- **YOUR OBJECTIVE**: Extract each line bearing the word "Oranı".

======== DATA SHOWN ========

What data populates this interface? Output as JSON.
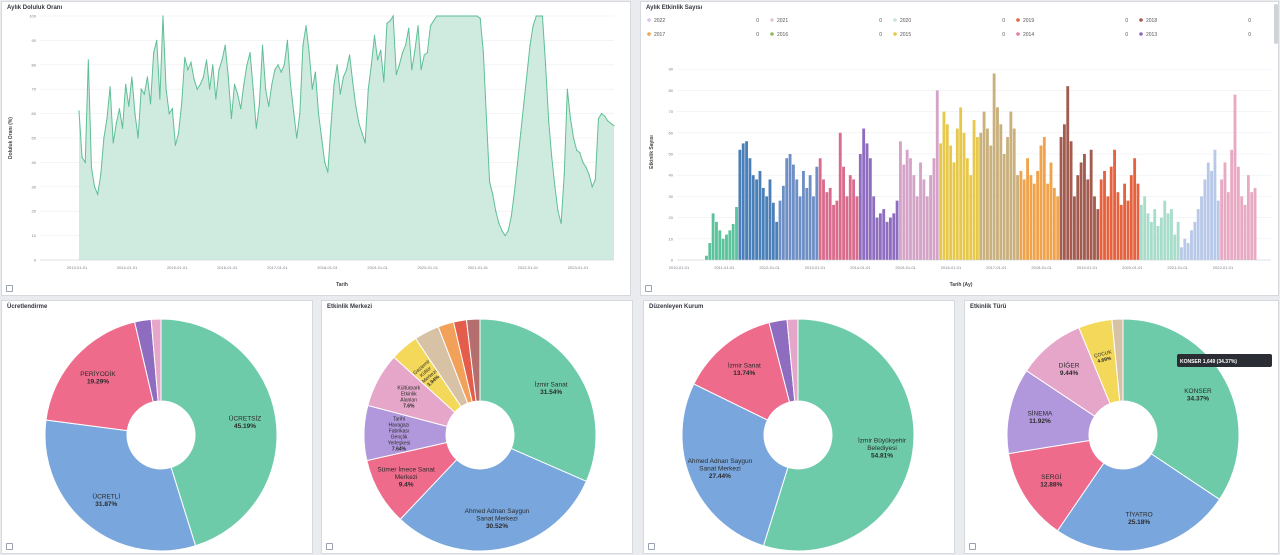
{
  "panels": {
    "occupancy": {
      "title": "Aylık Doluluk Oranı"
    },
    "events": {
      "title": "Aylık Etkinlik Sayısı"
    },
    "pricing": {
      "title": "Ücretlendirme"
    },
    "center": {
      "title": "Etkinlik Merkezi"
    },
    "organizer": {
      "title": "Düzenleyen Kurum"
    },
    "type": {
      "title": "Etkinlik Türü"
    }
  },
  "chart_data": [
    {
      "type": "area",
      "title": "Aylık Doluluk Oranı",
      "xlabel": "Tarih",
      "ylabel": "Doluluk Oranı (%)",
      "ylim": [
        0,
        100
      ],
      "yticks": [
        0,
        10,
        20,
        30,
        40,
        50,
        60,
        70,
        80,
        90,
        100
      ],
      "x_ticks": [
        "2013-01-01",
        "2014-01-01",
        "2015-01-01",
        "2016-01-01",
        "2017-01-01",
        "2018-01-01",
        "2019-01-01",
        "2020-01-01",
        "2021-01-01",
        "2022-01-01",
        "2023-01-01"
      ],
      "values": [
        61,
        42,
        40,
        82,
        38,
        30,
        27,
        35,
        50,
        58,
        71,
        48,
        56,
        62,
        54,
        72,
        63,
        75,
        60,
        50,
        70,
        68,
        75,
        64,
        85,
        90,
        66,
        100,
        70,
        60,
        62,
        47,
        52,
        64,
        83,
        78,
        81,
        74,
        70,
        72,
        75,
        82,
        70,
        80,
        66,
        78,
        82,
        88,
        75,
        58,
        72,
        68,
        62,
        72,
        80,
        85,
        70,
        54,
        64,
        88,
        70,
        63,
        72,
        78,
        80,
        77,
        80,
        90,
        72,
        61,
        50,
        60,
        88,
        96,
        85,
        70,
        77,
        60,
        50,
        40,
        36,
        55,
        72,
        80,
        68,
        75,
        78,
        84,
        73,
        63,
        56,
        52,
        48,
        70,
        80,
        92,
        82,
        86,
        73,
        97,
        98,
        100,
        76,
        80,
        85,
        88,
        95,
        78,
        86,
        96,
        78,
        84,
        85,
        96,
        98,
        100,
        100,
        100,
        100,
        100,
        100,
        100,
        100,
        100,
        100,
        100,
        100,
        100,
        100,
        99,
        85,
        58,
        32,
        27,
        20,
        15,
        12,
        10,
        12,
        18,
        28,
        40,
        52,
        64,
        76,
        88,
        96,
        100,
        100,
        100,
        80,
        57,
        42,
        30,
        20,
        15,
        35,
        70,
        58,
        50,
        45,
        44,
        40,
        38,
        35,
        30,
        33,
        58,
        60,
        59,
        57,
        56,
        55
      ]
    },
    {
      "type": "bar",
      "title": "Aylık Etkinlik Sayısı",
      "xlabel": "Tarih (Ay)",
      "ylabel": "Etkinlik Sayısı",
      "ylim": [
        0,
        100
      ],
      "yticks": [
        0,
        10,
        20,
        30,
        40,
        50,
        60,
        70,
        80,
        90
      ],
      "x_ticks": [
        "2010-01-01",
        "2011-01-01",
        "2012-01-01",
        "2013-01-01",
        "2014-01-01",
        "2015-01-01",
        "2016-01-01",
        "2017-01-01",
        "2018-01-01",
        "2019-01-01",
        "2020-01-01",
        "2021-01-01",
        "2022-01-01"
      ],
      "legend": [
        {
          "label": "2022",
          "value": "0",
          "color": "#d9c3e8"
        },
        {
          "label": "2021",
          "value": "0",
          "color": "#e8c8d8"
        },
        {
          "label": "2020",
          "value": "0",
          "color": "#c9e4d6"
        },
        {
          "label": "2019",
          "value": "0",
          "color": "#e6623e"
        },
        {
          "label": "2018",
          "value": "0",
          "color": "#a35a4f"
        },
        {
          "label": "2017",
          "value": "0",
          "color": "#f0a34a"
        },
        {
          "label": "2016",
          "value": "0",
          "color": "#95b85f"
        },
        {
          "label": "2015",
          "value": "0",
          "color": "#e8c84a"
        },
        {
          "label": "2014",
          "value": "0",
          "color": "#e87c9b"
        },
        {
          "label": "2013",
          "value": "0",
          "color": "#8d6bb8"
        }
      ],
      "groups": [
        {
          "color": "#5cc29b",
          "values": [
            2,
            8,
            22,
            18,
            14,
            10,
            12,
            14,
            17,
            25
          ]
        },
        {
          "color": "#4a7fb8",
          "values": [
            52,
            55,
            56,
            48,
            40,
            38,
            42,
            34,
            30,
            38,
            27,
            18
          ]
        },
        {
          "color": "#6e8fc5",
          "values": [
            28,
            35,
            48,
            50,
            45,
            38,
            30,
            42,
            34,
            40,
            30,
            44
          ]
        },
        {
          "color": "#d96b8c",
          "values": [
            48,
            38,
            32,
            34,
            26,
            28,
            60,
            44,
            30,
            40,
            38,
            30
          ]
        },
        {
          "color": "#8e6cc0",
          "values": [
            50,
            62,
            55,
            48,
            30,
            20,
            22,
            24,
            18,
            20,
            22,
            28
          ]
        },
        {
          "color": "#d4a3c7",
          "values": [
            56,
            45,
            52,
            48,
            40,
            30,
            46,
            38,
            30,
            40,
            48,
            80
          ]
        },
        {
          "color": "#e8c84a",
          "values": [
            55,
            70,
            64,
            54,
            46,
            62,
            72,
            60,
            48,
            40,
            66,
            58
          ]
        },
        {
          "color": "#c9b07d",
          "values": [
            60,
            70,
            62,
            54,
            88,
            72,
            64,
            50,
            58,
            70,
            62,
            40
          ]
        },
        {
          "color": "#f0a34a",
          "values": [
            42,
            38,
            48,
            40,
            36,
            42,
            54,
            58,
            36,
            46,
            34,
            30
          ]
        },
        {
          "color": "#a35a4f",
          "values": [
            58,
            64,
            82,
            56,
            30,
            40,
            46,
            50,
            38,
            52,
            30,
            24
          ]
        },
        {
          "color": "#e6623e",
          "values": [
            38,
            42,
            30,
            44,
            52,
            32,
            26,
            36,
            28,
            40,
            48,
            36
          ]
        },
        {
          "color": "#a8dccb",
          "values": [
            26,
            30,
            22,
            18,
            24,
            16,
            20,
            28,
            22,
            24,
            12,
            18
          ]
        },
        {
          "color": "#b8c8e8",
          "values": [
            6,
            10,
            8,
            14,
            18,
            24,
            30,
            38,
            46,
            42,
            52,
            28
          ]
        },
        {
          "color": "#e8a9c2",
          "values": [
            38,
            46,
            32,
            52,
            78,
            44,
            30,
            26,
            40,
            32,
            34
          ]
        }
      ]
    },
    {
      "type": "pie",
      "title": "Ücretlendirme",
      "slices": [
        {
          "label": "ÜCRETSİZ",
          "value": 45.19,
          "text": "45.19%",
          "color": "#6dcbaa"
        },
        {
          "label": "ÜCRETLİ",
          "value": 31.87,
          "text": "31.87%",
          "color": "#79a6dc"
        },
        {
          "label": "PERİYODİK",
          "value": 19.29,
          "text": "19.29%",
          "color": "#ee6b8c"
        },
        {
          "label": "",
          "value": 2.3,
          "text": "",
          "color": "#8e6cc0"
        },
        {
          "label": "",
          "value": 1.35,
          "text": "",
          "color": "#e6a6c9"
        }
      ]
    },
    {
      "type": "pie",
      "title": "Etkinlik Merkezi",
      "slices": [
        {
          "label": "İzmir Sanat",
          "value": 31.54,
          "text": "31.54%",
          "color": "#6dcbaa"
        },
        {
          "label": "Ahmed Adnan Saygun Sanat Merkezi",
          "value": 30.52,
          "text": "30.52%",
          "color": "#79a6dc"
        },
        {
          "label": "Sümer İmece Sanat Merkezi",
          "value": 9.4,
          "text": "9.4%",
          "color": "#ee6b8c"
        },
        {
          "label": "Tarihi Havagazı Fabrikası Gençlik Yerleşkesi",
          "value": 7.64,
          "text": "7.64%",
          "color": "#b197dc"
        },
        {
          "label": "Kültürpark Etkinlik Alanları",
          "value": 7.6,
          "text": "7.6%",
          "color": "#e6a6c9"
        },
        {
          "label": "Gaziemir Kültür Merkezi",
          "value": 3.94,
          "text": "3.94%",
          "color": "#f3d85a"
        },
        {
          "label": "",
          "value": 3.5,
          "text": "",
          "color": "#d7c2a6"
        },
        {
          "label": "",
          "value": 2.2,
          "text": "",
          "color": "#f2a15a"
        },
        {
          "label": "",
          "value": 1.8,
          "text": "",
          "color": "#e35d4a"
        },
        {
          "label": "",
          "value": 1.86,
          "text": "",
          "color": "#b46e6e"
        }
      ]
    },
    {
      "type": "pie",
      "title": "Düzenleyen Kurum",
      "slices": [
        {
          "label": "İzmir Büyükşehir Belediyesi",
          "value": 54.81,
          "text": "54.81%",
          "color": "#6dcbaa"
        },
        {
          "label": "Ahmed Adnan Saygun Sanat Merkezi",
          "value": 27.44,
          "text": "27.44%",
          "color": "#79a6dc"
        },
        {
          "label": "İzmir Sanat",
          "value": 13.74,
          "text": "13.74%",
          "color": "#ee6b8c"
        },
        {
          "label": "",
          "value": 2.5,
          "text": "",
          "color": "#8e6cc0"
        },
        {
          "label": "",
          "value": 1.51,
          "text": "",
          "color": "#e6a6c9"
        }
      ]
    },
    {
      "type": "pie",
      "title": "Etkinlik Türü",
      "slices": [
        {
          "label": "KONSER",
          "value": 34.37,
          "text": "34.37%",
          "color": "#6dcbaa"
        },
        {
          "label": "TİYATRO",
          "value": 25.18,
          "text": "25.18%",
          "color": "#79a6dc"
        },
        {
          "label": "SERGİ",
          "value": 12.88,
          "text": "12.88%",
          "color": "#ee6b8c"
        },
        {
          "label": "SİNEMA",
          "value": 11.92,
          "text": "11.92%",
          "color": "#b197dc"
        },
        {
          "label": "DİĞER",
          "value": 9.44,
          "text": "9.44%",
          "color": "#e6a6c9"
        },
        {
          "label": "ÇOCUK",
          "value": 4.69,
          "text": "4.69%",
          "color": "#f3d85a"
        },
        {
          "label": "",
          "value": 1.52,
          "text": "",
          "color": "#d7c2a6"
        }
      ],
      "tooltip": "KONSER  1,649 (34.37%)"
    }
  ]
}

========

- **COMPLETE OUTPUT**:
      "title": "Aylık Doluluk Oranı"
      "title": "Aylık Doluluk Oranı",
      "ylabel": "Doluluk Oranı (%)",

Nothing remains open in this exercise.